• EXERCISE OBJECTIVE
From the entries, filter out every line that lacks "laatste" and copy the rest.

[Opening EXCERPTED DATA section]

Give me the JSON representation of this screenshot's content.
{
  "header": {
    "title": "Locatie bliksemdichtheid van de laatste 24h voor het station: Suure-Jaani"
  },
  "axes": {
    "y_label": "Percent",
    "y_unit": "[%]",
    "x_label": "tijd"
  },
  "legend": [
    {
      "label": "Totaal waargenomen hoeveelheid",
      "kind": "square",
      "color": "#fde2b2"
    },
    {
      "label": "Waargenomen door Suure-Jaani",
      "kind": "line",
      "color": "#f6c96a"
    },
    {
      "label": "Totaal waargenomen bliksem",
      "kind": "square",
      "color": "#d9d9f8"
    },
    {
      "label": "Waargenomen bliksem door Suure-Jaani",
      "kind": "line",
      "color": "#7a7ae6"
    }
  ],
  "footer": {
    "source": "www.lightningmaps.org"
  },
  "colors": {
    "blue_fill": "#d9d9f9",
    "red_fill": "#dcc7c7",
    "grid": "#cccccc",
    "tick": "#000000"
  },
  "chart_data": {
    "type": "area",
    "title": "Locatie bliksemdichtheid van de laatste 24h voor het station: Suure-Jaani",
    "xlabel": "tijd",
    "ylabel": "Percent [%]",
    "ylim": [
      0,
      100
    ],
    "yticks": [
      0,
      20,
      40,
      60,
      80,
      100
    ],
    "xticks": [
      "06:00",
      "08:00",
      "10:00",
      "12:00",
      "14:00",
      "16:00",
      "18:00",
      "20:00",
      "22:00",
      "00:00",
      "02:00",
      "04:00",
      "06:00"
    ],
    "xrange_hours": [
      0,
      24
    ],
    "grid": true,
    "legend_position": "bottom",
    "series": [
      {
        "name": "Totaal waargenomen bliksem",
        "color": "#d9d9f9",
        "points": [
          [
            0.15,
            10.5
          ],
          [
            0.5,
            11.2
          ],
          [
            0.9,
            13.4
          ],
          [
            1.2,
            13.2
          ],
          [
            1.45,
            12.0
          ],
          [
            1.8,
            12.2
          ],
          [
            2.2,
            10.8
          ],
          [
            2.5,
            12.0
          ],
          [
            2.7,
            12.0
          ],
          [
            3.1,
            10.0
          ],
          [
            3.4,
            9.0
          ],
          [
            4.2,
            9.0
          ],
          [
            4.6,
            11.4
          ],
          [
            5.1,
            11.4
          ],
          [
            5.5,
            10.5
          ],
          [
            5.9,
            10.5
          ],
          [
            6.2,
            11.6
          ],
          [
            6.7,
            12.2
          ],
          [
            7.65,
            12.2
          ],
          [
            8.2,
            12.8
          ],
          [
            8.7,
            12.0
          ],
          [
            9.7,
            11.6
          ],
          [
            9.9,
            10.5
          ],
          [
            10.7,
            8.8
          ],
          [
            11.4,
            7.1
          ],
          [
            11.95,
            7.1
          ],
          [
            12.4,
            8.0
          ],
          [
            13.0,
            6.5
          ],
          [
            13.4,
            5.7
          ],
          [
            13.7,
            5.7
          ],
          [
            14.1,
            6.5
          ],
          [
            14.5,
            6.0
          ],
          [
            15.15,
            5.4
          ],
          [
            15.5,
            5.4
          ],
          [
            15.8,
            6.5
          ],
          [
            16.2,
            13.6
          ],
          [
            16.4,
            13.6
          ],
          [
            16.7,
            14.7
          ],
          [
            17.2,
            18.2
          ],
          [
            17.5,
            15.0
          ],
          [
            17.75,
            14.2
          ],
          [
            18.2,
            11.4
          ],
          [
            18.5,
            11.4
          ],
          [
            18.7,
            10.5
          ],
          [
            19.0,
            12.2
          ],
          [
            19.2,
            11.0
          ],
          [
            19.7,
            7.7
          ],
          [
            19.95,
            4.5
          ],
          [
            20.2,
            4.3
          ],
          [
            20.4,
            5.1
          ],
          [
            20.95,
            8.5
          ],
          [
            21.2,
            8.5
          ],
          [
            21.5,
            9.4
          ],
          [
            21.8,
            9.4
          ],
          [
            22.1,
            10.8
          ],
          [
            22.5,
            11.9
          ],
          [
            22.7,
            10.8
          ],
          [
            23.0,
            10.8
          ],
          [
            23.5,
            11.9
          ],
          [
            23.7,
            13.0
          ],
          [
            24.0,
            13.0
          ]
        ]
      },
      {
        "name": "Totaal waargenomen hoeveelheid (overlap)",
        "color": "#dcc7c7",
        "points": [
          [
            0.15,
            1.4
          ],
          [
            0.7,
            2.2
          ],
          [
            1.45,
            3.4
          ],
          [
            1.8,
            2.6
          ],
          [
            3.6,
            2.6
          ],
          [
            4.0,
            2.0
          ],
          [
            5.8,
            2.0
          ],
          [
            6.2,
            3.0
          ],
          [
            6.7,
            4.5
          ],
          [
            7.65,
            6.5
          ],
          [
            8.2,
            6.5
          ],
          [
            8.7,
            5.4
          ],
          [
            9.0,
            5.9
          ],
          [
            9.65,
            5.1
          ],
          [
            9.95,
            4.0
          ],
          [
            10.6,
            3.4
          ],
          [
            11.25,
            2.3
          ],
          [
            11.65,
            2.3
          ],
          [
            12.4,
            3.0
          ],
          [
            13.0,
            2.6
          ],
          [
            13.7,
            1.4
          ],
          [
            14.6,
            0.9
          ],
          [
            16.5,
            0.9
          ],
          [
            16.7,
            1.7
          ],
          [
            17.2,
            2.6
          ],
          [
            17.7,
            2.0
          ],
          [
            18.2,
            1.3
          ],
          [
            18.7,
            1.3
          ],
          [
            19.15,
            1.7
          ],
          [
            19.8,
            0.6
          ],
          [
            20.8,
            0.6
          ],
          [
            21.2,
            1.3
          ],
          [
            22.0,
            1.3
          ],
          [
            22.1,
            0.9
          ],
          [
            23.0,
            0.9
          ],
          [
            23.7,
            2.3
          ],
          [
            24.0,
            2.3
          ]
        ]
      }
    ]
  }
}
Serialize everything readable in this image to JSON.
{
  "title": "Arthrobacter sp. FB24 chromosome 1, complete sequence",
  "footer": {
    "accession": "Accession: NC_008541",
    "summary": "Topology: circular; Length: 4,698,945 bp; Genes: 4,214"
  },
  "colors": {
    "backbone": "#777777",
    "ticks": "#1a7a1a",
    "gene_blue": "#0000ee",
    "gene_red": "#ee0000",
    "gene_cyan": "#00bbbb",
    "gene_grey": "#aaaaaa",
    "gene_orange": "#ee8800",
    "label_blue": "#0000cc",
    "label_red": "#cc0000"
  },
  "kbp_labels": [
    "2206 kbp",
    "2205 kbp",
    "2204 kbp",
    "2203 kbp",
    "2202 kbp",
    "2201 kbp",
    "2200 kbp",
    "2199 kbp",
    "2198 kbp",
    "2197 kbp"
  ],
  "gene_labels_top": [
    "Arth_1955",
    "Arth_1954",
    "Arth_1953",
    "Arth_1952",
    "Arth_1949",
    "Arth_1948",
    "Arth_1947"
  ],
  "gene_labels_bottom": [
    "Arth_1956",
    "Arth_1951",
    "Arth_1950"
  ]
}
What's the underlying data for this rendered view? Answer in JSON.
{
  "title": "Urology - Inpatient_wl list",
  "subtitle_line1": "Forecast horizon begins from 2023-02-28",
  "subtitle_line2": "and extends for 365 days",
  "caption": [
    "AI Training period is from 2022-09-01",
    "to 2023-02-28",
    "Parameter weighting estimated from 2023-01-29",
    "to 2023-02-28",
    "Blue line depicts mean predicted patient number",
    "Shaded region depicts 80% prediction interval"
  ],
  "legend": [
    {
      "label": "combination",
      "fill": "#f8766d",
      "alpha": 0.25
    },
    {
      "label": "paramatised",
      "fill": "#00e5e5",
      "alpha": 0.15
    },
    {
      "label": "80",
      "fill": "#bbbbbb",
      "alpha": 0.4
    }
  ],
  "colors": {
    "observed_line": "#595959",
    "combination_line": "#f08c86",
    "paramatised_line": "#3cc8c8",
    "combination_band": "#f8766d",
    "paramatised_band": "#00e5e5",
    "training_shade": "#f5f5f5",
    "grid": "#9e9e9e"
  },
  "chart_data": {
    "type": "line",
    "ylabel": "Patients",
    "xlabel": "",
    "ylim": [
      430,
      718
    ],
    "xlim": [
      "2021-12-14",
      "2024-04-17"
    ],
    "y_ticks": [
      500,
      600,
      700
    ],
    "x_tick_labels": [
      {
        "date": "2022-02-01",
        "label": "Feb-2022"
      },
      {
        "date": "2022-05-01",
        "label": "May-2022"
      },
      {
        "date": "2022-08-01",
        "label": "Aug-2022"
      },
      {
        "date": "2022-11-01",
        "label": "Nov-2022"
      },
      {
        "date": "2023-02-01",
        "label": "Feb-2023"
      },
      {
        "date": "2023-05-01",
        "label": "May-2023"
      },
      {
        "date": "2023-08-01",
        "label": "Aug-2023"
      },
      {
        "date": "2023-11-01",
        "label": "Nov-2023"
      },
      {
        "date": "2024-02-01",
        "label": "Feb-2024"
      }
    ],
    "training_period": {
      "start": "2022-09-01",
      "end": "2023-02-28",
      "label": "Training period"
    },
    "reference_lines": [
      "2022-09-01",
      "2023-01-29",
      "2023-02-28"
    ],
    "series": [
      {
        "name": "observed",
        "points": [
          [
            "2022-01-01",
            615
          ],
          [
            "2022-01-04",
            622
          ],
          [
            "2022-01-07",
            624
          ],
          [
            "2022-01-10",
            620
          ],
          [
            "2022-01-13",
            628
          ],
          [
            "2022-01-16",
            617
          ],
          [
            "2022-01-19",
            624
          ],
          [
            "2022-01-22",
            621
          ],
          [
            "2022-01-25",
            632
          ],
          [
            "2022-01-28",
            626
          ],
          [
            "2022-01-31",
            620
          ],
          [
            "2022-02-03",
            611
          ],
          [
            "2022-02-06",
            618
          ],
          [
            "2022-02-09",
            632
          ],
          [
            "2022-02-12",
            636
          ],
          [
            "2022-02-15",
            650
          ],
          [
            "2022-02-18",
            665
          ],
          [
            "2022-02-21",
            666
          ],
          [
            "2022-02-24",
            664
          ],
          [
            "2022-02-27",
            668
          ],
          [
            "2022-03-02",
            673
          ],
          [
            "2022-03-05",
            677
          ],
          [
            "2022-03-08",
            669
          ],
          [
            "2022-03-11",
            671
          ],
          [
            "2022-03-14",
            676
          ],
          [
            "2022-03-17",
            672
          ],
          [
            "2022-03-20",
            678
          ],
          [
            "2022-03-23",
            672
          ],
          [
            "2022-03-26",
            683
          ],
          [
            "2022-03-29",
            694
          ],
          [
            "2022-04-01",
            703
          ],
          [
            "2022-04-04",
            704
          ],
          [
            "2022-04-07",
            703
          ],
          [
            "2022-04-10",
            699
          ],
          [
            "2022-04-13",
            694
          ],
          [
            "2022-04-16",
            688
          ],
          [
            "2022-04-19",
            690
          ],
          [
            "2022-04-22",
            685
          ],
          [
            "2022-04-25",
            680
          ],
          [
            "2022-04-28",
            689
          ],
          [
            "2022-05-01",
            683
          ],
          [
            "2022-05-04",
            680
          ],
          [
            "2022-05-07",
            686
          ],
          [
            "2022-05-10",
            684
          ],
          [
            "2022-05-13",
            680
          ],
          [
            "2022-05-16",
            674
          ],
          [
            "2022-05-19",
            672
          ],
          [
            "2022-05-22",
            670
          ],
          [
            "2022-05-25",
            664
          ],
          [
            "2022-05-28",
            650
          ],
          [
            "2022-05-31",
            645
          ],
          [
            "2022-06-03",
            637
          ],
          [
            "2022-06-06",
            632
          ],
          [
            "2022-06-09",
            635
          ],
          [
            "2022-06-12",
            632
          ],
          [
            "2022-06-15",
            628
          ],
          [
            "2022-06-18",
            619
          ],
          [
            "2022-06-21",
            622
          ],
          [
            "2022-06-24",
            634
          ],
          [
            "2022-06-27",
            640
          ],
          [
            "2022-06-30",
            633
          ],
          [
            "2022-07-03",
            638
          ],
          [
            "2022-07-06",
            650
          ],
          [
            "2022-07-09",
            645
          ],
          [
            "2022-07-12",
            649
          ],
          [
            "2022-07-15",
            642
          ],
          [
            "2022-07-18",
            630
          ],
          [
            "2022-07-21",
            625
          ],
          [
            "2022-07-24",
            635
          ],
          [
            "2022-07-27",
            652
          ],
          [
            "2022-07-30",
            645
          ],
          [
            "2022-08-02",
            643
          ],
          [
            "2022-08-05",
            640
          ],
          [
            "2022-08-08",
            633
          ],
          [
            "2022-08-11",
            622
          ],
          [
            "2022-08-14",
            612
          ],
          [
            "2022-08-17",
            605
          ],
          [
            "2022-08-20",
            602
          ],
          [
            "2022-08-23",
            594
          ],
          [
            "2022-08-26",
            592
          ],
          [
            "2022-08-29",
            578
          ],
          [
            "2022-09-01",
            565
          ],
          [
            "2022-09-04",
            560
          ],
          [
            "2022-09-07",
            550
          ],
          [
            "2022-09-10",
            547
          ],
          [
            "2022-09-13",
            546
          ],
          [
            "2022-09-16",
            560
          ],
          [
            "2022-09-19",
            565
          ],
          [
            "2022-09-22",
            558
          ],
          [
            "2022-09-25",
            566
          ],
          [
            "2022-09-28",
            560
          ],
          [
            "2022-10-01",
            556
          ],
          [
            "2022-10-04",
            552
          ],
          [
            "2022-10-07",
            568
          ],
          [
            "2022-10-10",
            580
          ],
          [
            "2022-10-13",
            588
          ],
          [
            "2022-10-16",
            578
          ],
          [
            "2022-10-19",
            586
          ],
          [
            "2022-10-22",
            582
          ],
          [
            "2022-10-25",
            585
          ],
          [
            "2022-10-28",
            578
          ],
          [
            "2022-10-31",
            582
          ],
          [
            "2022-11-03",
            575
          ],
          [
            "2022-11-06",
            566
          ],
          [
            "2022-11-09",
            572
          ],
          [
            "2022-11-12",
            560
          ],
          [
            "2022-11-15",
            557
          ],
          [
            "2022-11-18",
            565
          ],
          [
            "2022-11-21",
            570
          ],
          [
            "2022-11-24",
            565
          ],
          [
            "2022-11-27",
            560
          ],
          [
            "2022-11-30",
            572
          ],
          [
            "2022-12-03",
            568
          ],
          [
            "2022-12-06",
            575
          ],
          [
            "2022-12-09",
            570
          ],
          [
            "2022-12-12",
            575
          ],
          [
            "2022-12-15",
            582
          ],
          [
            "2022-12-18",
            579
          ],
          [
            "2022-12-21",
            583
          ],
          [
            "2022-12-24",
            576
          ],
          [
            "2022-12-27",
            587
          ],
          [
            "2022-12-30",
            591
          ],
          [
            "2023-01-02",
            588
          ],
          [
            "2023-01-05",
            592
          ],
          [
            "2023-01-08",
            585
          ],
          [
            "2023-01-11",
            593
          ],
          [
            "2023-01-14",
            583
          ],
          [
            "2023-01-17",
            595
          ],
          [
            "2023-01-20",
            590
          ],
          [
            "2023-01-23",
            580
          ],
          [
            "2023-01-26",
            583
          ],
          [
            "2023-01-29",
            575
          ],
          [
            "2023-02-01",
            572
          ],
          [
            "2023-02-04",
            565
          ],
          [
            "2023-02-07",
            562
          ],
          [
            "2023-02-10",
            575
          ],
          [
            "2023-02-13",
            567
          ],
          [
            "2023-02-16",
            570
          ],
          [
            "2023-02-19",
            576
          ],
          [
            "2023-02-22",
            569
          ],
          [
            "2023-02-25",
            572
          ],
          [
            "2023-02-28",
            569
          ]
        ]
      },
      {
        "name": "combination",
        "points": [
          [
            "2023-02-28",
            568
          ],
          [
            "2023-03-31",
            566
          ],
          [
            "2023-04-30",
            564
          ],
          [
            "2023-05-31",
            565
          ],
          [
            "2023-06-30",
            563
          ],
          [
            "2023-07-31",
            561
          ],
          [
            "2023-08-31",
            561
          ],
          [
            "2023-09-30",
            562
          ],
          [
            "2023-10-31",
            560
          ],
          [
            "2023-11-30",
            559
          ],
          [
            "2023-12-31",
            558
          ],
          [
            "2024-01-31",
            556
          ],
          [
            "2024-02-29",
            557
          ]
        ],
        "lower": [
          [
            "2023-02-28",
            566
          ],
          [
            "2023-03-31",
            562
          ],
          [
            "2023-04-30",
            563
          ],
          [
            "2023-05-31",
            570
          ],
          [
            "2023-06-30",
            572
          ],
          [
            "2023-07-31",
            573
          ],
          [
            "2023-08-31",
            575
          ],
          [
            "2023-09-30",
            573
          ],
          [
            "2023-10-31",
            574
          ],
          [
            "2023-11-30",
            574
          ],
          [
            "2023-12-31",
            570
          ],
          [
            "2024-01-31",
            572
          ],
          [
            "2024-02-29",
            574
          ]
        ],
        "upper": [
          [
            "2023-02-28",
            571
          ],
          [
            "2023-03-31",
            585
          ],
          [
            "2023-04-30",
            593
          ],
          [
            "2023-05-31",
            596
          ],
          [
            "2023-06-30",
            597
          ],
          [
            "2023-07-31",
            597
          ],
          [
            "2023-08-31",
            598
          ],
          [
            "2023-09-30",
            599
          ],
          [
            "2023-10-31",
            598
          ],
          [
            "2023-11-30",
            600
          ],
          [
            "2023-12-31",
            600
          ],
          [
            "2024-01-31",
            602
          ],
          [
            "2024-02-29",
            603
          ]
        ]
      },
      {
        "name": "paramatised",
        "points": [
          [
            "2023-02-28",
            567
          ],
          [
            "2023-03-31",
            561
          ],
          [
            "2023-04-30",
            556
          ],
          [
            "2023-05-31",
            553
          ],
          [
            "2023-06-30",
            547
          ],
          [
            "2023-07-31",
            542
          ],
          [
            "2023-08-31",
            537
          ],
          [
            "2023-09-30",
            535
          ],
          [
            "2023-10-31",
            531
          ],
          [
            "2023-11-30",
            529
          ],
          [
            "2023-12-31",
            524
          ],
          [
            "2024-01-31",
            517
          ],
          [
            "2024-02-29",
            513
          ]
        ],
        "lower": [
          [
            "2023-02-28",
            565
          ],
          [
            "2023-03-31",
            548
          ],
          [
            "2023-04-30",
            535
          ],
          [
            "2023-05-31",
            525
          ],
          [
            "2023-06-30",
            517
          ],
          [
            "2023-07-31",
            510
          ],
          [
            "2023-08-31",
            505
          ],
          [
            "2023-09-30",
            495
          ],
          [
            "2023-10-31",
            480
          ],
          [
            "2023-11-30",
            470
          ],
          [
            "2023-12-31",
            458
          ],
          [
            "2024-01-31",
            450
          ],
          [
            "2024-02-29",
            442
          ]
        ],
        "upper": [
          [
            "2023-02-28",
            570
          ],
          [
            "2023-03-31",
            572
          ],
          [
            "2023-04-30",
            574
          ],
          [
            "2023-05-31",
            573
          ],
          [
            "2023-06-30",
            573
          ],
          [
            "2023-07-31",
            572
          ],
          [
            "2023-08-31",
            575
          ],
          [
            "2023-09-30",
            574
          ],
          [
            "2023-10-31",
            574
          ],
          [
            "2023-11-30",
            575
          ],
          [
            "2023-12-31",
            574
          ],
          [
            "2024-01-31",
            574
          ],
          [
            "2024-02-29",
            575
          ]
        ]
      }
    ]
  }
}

[Closing EXCERPTED DATA section]

• SOLUTION TO THIS PROBLEM
    "title": "Locatie bliksemdichtheid van de laatste 24h voor het station: Suure-Jaani"
    "title": "Locatie bliksemdichtheid van de laatste 24h voor het station: Suure-Jaani",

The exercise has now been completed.